• [STATED TASK]: Duplicate the lines beginning with the one containing "log-user-link[interactable]: asiyatmaktub: [111, 860, 234, 881]" and continuing through the one containing "limit-comment-value: 200: [319, 348, 349, 366]", changing nothing.

Element box records
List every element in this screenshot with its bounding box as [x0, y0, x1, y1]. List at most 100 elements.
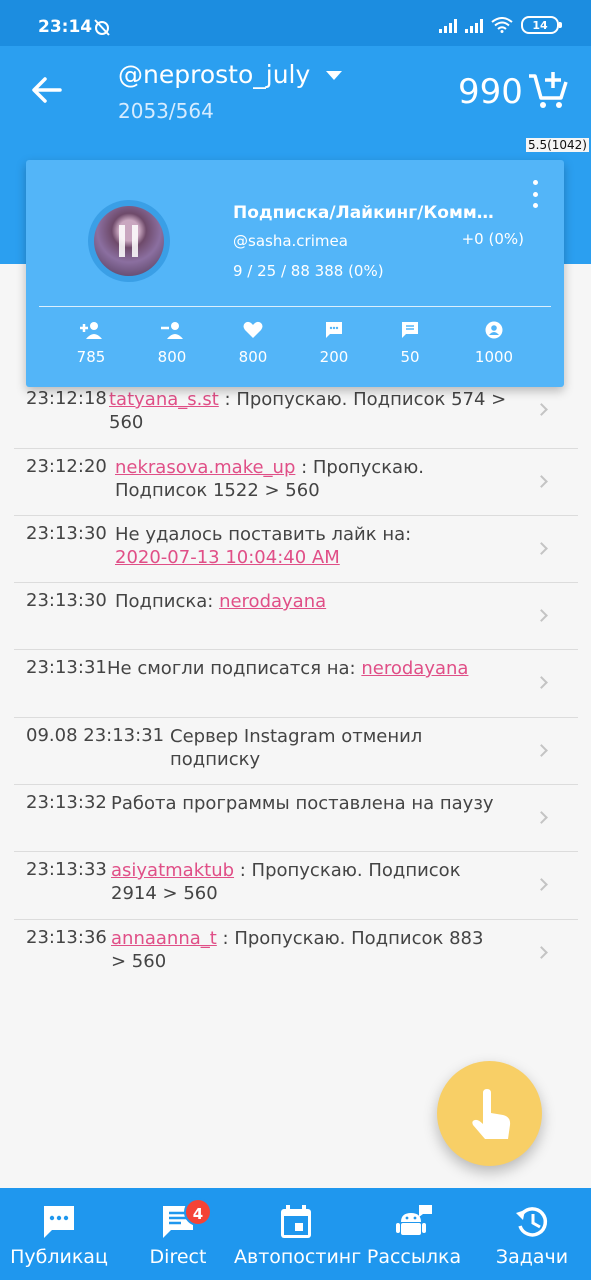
log-user-link[interactable]: asiyatmaktub: [111, 860, 234, 881]
nav-label: Рассылка: [366, 1246, 462, 1268]
log-text: Сервер Instagram отменил подписку: [170, 726, 423, 770]
nav-label: Автопостинг: [234, 1246, 362, 1268]
chevron-right-icon: [535, 946, 548, 959]
log-row[interactable]: 23:12:20 nekrasova.make_up : Пропускаю. …: [14, 449, 578, 516]
log-message: asiyatmaktub : Пропускаю. Подписок 2914 …: [111, 859, 491, 905]
limit-like-value: 800: [238, 348, 268, 366]
limit-comment-value: 200: [319, 348, 349, 366]
log-user-link[interactable]: nekrasova.make_up: [115, 457, 295, 478]
log-message: annaanna_t : Пропускаю. Подписок 883 > 5…: [111, 927, 501, 973]
signal-icon: [439, 17, 457, 33]
nav-publications[interactable]: Публикац: [4, 1188, 114, 1280]
limit-comment: 200: [299, 320, 369, 366]
log-row[interactable]: 23:13:30 Подписка: nerodayana: [14, 583, 578, 650]
avatar[interactable]: [94, 206, 164, 276]
history-icon: [516, 1207, 548, 1237]
limit-like: 800: [218, 320, 288, 366]
account-selector[interactable]: @neprosto_july: [118, 60, 310, 89]
limit-follow: 785: [56, 320, 126, 366]
log-time: 23:13:30: [26, 523, 107, 544]
log-time: 23:13:30: [26, 590, 107, 611]
profile-icon: [485, 321, 503, 339]
publications-icon: [44, 1206, 74, 1238]
log-row[interactable]: 23:13:33 asiyatmaktub : Пропускаю. Подпи…: [14, 852, 578, 920]
android-message-icon: [396, 1205, 432, 1235]
log-row[interactable]: 23:13:30 Не удалось поставить лайк на: 2…: [14, 516, 578, 583]
battery-icon: 14: [521, 16, 562, 34]
nav-autoposting[interactable]: Автопостинг: [234, 1188, 362, 1280]
log-text: Подписка:: [115, 591, 214, 612]
back-arrow-icon[interactable]: [26, 68, 66, 112]
touch-icon: [472, 1089, 511, 1139]
nav-direct[interactable]: Direct 4: [124, 1188, 232, 1280]
log-row[interactable]: 09.08 23:13:31 Сервер Instagram отменил …: [14, 718, 578, 785]
nav-tasks[interactable]: Задачи: [482, 1188, 582, 1280]
calendar-icon: [281, 1205, 311, 1238]
chevron-right-icon: [535, 475, 548, 488]
log-row[interactable]: 23:13:31 Не смогли подписатся на: neroda…: [14, 650, 578, 718]
add-to-cart-icon[interactable]: [527, 68, 569, 110]
log-text: Не смогли подписатся на:: [107, 658, 356, 679]
chevron-right-icon: [535, 542, 548, 555]
task-title: Подписка/Лайкинг/Коммен...: [233, 203, 503, 223]
log-time: 23:12:20: [26, 456, 107, 477]
log-post-link[interactable]: 2020-07-13 10:04:40 AM: [115, 547, 340, 568]
nav-label: Публикац: [10, 1246, 108, 1268]
chevron-down-icon[interactable]: [326, 71, 342, 80]
balance[interactable]: 990: [458, 72, 523, 112]
log-message: Работа программы поставлена на паузу: [111, 792, 531, 815]
app-version: 5.5(1042): [526, 138, 589, 152]
follow-icon: [80, 322, 102, 339]
chevron-right-icon: [535, 811, 548, 824]
log-time: 23:12:18: [26, 388, 107, 409]
wifi-icon: [491, 17, 513, 33]
more-vert-icon[interactable]: [528, 180, 542, 208]
log-user-link[interactable]: annaanna_t: [111, 928, 217, 949]
log-message: Не смогли подписатся на: nerodayana: [107, 657, 527, 680]
like-icon: [243, 321, 263, 338]
bottom-nav: Публикац Direct 4 Автопостинг Рассылка З…: [0, 1188, 591, 1280]
task-card[interactable]: Подписка/Лайкинг/Коммен... @sasha.crimea…: [26, 160, 564, 387]
app-bar: @neprosto_july 2053/564 990: [0, 46, 591, 136]
log-message: tatyana_s.st : Пропускаю. Подписок 574 >…: [109, 388, 509, 434]
log-row[interactable]: 23:13:36 annaanna_t : Пропускаю. Подписо…: [14, 920, 578, 987]
limit-message-value: 50: [400, 348, 420, 366]
pause-icon: [119, 225, 139, 257]
unfollow-icon: [161, 322, 183, 339]
alarm-off-icon: [94, 19, 110, 36]
chevron-right-icon: [535, 744, 548, 757]
log-time: 23:13:32: [26, 792, 107, 813]
task-delta: +0 (0%): [461, 230, 524, 248]
limit-follow-value: 785: [76, 348, 106, 366]
log-user-link[interactable]: nerodayana: [361, 658, 468, 679]
nav-label: Direct: [149, 1246, 207, 1268]
log-time: 09.08 23:13:31: [26, 725, 165, 746]
log-time: 23:13:31: [26, 657, 107, 678]
log-row[interactable]: 23:13:32 Работа программы поставлена на …: [14, 785, 578, 852]
log-user-link[interactable]: nerodayana: [219, 591, 326, 612]
log-message: Не удалось поставить лайк на: 2020-07-13…: [115, 523, 515, 569]
status-bar: 23:14 14: [0, 0, 591, 46]
limit-profile-value: 1000: [474, 348, 514, 366]
limit-message: 50: [375, 320, 445, 366]
task-limits: 785 800 800 200 50 1000: [51, 320, 551, 372]
log-time: 23:13:36: [26, 927, 107, 948]
log-time: 23:13:33: [26, 859, 107, 880]
log-text: Не удалось поставить лайк на:: [115, 524, 412, 545]
signal-icon-2: [465, 17, 483, 33]
start-task-fab[interactable]: [437, 1061, 542, 1166]
log-message: Сервер Instagram отменил подписку: [170, 725, 470, 771]
limit-unfollow-value: 800: [157, 348, 187, 366]
chevron-right-icon: [535, 609, 548, 622]
nav-label: Задачи: [495, 1246, 569, 1268]
message-icon: [402, 322, 418, 338]
nav-mailing[interactable]: Рассылка: [362, 1188, 466, 1280]
comment-icon: [326, 322, 342, 338]
log-row[interactable]: 23:12:18 tatyana_s.st : Пропускаю. Подпи…: [14, 381, 578, 449]
card-divider: [39, 306, 551, 307]
task-progress: 9 / 25 / 88 388 (0%): [233, 262, 384, 280]
log-text: Работа программы поставлена на паузу: [111, 793, 494, 814]
log-user-link[interactable]: tatyana_s.st: [109, 389, 219, 410]
follow-stats: 2053/564: [118, 99, 214, 123]
log-message: Подписка: nerodayana: [115, 590, 515, 613]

• [EXPECTED OUTPUT]:
log-user-link[interactable]: asiyatmaktub: [111, 860, 234, 881]
nav-label: Рассылка: [366, 1246, 462, 1268]
log-text: Сервер Instagram отменил подписку: [170, 726, 423, 770]
nav-label: Автопостинг: [234, 1246, 362, 1268]
chevron-right-icon: [535, 946, 548, 959]
log-row[interactable]: 23:12:20 nekrasova.make_up : Пропускаю. …: [14, 449, 578, 516]
log-message: asiyatmaktub : Пропускаю. Подписок 2914 …: [111, 859, 491, 905]
limit-like-value: 800: [238, 348, 268, 366]
limit-comment-value: 200: [319, 348, 349, 366]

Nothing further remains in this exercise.